» Aim
Set down the full listing exactly as given. Any pictures are to be left out.

» Data in this exercise
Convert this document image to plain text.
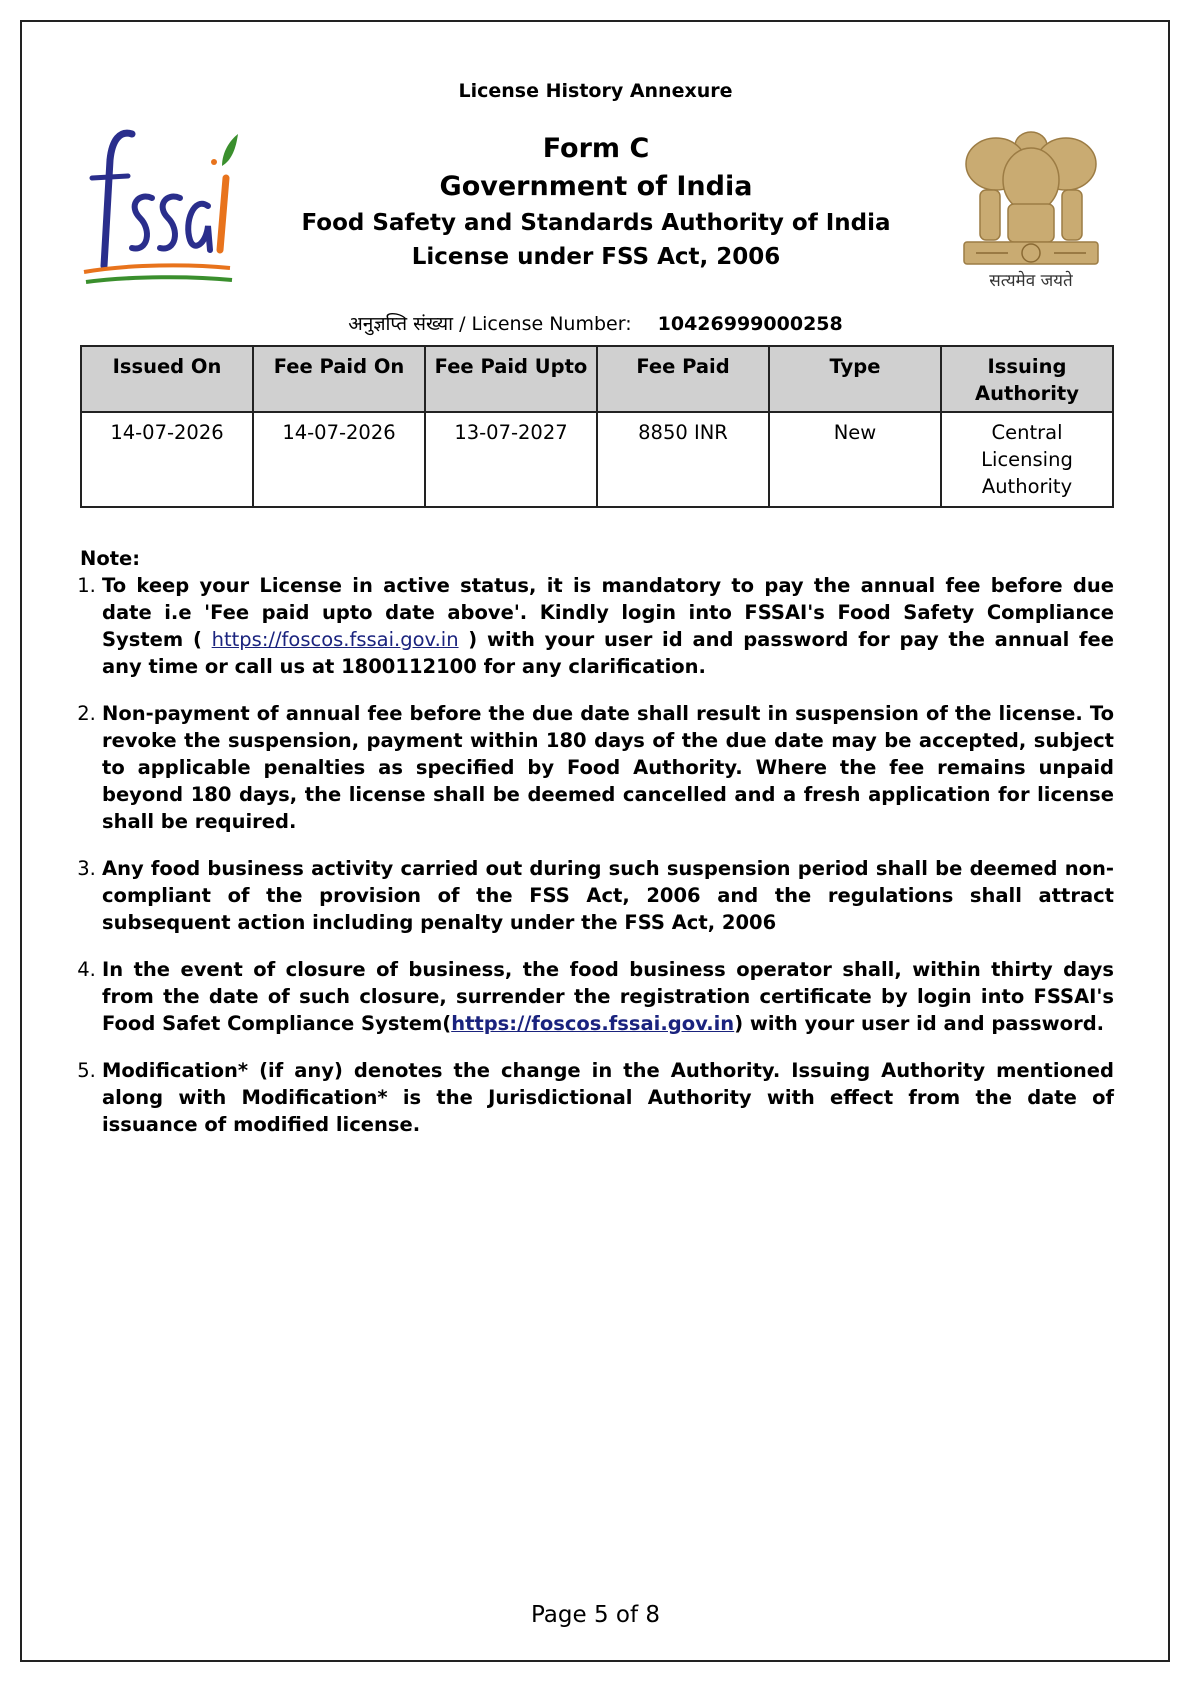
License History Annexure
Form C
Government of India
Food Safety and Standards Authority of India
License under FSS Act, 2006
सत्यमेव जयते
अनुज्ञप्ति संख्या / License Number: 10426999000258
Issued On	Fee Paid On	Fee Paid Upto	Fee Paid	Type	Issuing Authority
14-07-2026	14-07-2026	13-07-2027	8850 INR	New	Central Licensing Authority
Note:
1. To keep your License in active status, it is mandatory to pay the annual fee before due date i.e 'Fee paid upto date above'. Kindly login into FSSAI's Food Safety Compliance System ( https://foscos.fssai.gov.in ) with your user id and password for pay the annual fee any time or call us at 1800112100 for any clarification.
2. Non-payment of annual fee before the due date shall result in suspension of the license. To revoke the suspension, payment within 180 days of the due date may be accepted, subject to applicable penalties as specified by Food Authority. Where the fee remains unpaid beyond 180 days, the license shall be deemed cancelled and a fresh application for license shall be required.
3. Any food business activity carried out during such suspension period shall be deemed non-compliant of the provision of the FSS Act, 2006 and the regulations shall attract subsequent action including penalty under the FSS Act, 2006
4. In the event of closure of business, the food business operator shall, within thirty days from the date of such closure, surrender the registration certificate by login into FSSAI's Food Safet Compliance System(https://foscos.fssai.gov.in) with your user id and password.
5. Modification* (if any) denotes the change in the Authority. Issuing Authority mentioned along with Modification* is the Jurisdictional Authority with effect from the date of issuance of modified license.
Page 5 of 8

» Solution
Convert this document image to plain text.
License History Annexure
Form C
Government of India
Food Safety and Standards Authority of India
License under FSS Act, 2006
सत्यमेव जयते
अनुज्ञप्ति संख्या / License Number: 10426999000258
Issued On	Fee Paid On	Fee Paid Upto	Fee Paid	Type	Issuing Authority
14-07-2026	14-07-2026	13-07-2027	8850 INR	New	Central Licensing Authority
Note:
1. To keep your License in active status, it is mandatory to pay the annual fee before due date i.e 'Fee paid upto date above'. Kindly login into FSSAI's Food Safety Compliance System ( https://foscos.fssai.gov.in ) with your user id and password for pay the annual fee any time or call us at 1800112100 for any clarification.
2. Non-payment of annual fee before the due date shall result in suspension of the license. To revoke the suspension, payment within 180 days of the due date may be accepted, subject to applicable penalties as specified by Food Authority. Where the fee remains unpaid beyond 180 days, the license shall be deemed cancelled and a fresh application for license shall be required.
3. Any food business activity carried out during such suspension period shall be deemed non-compliant of the provision of the FSS Act, 2006 and the regulations shall attract subsequent action including penalty under the FSS Act, 2006
4. In the event of closure of business, the food business operator shall, within thirty days from the date of such closure, surrender the registration certificate by login into FSSAI's Food Safet Compliance System(https://foscos.fssai.gov.in) with your user id and password.
5. Modification* (if any) denotes the change in the Authority. Issuing Authority mentioned along with Modification* is the Jurisdictional Authority with effect from the date of issuance of modified license.
Page 5 of 8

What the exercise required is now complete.